**** LISTING

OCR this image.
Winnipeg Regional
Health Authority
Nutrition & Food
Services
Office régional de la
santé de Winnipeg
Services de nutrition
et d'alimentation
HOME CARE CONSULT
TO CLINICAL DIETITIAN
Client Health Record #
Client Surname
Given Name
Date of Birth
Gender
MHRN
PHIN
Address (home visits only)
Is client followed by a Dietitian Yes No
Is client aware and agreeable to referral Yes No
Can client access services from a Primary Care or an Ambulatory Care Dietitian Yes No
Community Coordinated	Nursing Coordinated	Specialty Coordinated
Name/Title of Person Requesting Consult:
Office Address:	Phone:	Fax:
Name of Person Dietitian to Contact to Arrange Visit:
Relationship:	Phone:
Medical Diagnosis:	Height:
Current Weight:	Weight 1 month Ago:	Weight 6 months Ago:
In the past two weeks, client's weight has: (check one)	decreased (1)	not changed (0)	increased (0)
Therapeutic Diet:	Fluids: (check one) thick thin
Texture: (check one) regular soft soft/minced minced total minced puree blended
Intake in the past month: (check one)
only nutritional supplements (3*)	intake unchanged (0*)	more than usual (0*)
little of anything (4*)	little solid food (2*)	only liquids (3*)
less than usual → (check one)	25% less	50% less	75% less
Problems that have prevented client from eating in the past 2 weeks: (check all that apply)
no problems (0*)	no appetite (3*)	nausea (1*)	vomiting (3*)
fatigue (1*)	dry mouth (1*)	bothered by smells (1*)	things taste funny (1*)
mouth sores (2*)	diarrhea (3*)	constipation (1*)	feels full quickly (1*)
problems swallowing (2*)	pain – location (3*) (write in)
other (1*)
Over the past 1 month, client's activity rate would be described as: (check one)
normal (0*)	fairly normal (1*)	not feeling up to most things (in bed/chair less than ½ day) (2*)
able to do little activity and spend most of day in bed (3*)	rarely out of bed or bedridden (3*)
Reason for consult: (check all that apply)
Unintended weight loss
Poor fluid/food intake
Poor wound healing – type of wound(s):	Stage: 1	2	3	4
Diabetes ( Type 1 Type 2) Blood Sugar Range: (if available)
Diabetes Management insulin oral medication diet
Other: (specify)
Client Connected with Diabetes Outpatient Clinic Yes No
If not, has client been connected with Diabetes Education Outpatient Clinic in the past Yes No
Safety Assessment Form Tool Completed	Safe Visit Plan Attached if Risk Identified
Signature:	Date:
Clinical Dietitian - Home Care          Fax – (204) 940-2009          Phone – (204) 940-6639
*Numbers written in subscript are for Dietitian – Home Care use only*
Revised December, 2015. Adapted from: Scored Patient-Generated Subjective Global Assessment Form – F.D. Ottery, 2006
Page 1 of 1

********

WHAT TO WORK ON: Report all lines of the material that contain the word "check".

OUTPUT BELOW:
In the past two weeks, client's weight has: (check one)	decreased (1)	not changed (0)	increased (0)
Therapeutic Diet:	Fluids: (check one) thick thin
Texture: (check one) regular soft soft/minced minced total minced puree blended
Intake in the past month: (check one)
less than usual → (check one)	25% less	50% less	75% less
Problems that have prevented client from eating in the past 2 weeks: (check all that apply)
Over the past 1 month, client's activity rate would be described as: (check one)
Reason for consult: (check all that apply)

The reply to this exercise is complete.